TASK PROMPT ->
Copy each line that contains the word "this".

[Stored data entries]

+++

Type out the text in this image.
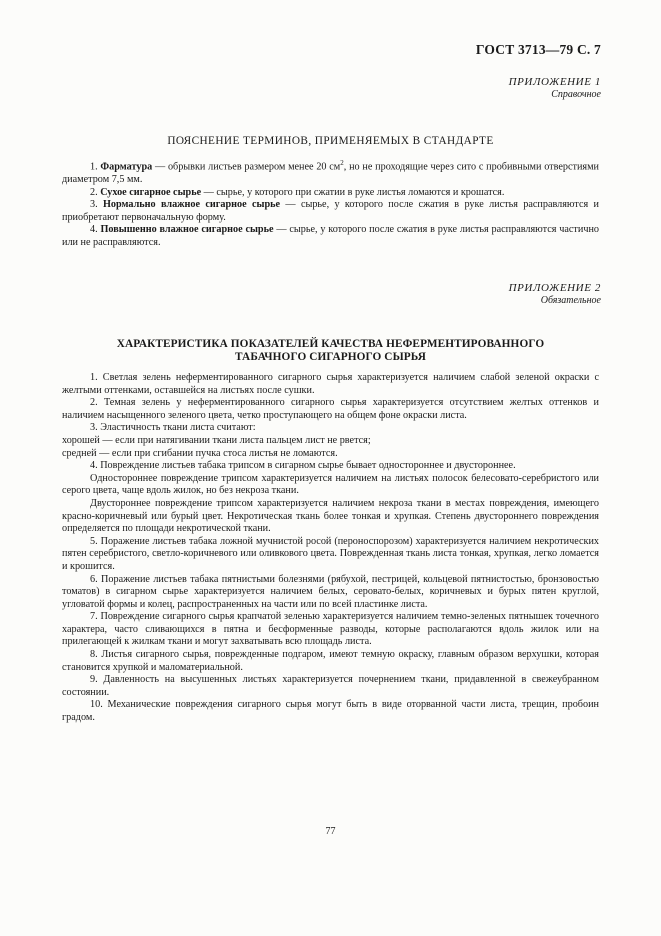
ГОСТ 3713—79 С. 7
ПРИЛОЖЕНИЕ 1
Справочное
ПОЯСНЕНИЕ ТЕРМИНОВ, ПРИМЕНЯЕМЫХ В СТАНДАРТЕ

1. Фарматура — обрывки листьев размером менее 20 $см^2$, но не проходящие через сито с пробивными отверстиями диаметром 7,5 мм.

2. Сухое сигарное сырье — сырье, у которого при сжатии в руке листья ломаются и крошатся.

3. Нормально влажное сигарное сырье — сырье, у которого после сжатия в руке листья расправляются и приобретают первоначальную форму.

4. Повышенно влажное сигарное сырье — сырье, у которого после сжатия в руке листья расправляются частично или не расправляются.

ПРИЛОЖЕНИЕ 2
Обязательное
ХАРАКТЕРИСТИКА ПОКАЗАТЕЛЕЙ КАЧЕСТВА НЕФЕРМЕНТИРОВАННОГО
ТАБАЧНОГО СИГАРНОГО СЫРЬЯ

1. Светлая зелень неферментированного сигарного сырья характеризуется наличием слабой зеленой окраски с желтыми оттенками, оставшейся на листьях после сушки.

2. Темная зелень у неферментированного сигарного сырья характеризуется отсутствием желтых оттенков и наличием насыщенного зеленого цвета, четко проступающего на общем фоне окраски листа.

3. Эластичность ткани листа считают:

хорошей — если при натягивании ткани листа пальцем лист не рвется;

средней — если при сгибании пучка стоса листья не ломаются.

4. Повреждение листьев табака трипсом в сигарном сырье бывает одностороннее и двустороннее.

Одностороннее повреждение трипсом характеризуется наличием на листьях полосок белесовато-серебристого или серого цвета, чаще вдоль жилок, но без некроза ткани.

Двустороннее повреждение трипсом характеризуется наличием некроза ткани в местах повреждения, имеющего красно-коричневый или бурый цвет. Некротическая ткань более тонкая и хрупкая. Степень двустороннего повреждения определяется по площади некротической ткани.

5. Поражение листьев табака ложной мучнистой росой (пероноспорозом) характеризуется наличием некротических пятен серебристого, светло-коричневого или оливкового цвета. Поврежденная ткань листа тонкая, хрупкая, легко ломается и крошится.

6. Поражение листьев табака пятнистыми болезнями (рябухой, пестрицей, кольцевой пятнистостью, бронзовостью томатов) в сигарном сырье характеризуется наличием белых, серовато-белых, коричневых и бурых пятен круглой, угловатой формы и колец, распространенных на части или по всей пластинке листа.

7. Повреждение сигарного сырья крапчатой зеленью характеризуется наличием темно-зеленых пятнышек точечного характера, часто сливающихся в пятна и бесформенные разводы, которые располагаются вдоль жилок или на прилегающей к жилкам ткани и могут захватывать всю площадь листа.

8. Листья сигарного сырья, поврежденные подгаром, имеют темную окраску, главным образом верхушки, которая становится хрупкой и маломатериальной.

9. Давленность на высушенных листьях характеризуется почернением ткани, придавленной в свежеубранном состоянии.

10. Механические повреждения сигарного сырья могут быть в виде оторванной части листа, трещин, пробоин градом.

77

+++

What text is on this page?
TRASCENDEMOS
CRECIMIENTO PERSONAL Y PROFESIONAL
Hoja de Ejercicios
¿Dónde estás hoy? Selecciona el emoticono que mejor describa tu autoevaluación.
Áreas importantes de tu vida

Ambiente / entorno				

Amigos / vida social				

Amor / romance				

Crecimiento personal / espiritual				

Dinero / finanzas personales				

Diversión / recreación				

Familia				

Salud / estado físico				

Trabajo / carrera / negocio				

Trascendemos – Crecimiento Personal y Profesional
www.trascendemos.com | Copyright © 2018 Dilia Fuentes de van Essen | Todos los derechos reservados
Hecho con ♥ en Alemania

+++

OUTPUT OF THE EXERCISE ->
Type out the text in this image.
What text is on this page?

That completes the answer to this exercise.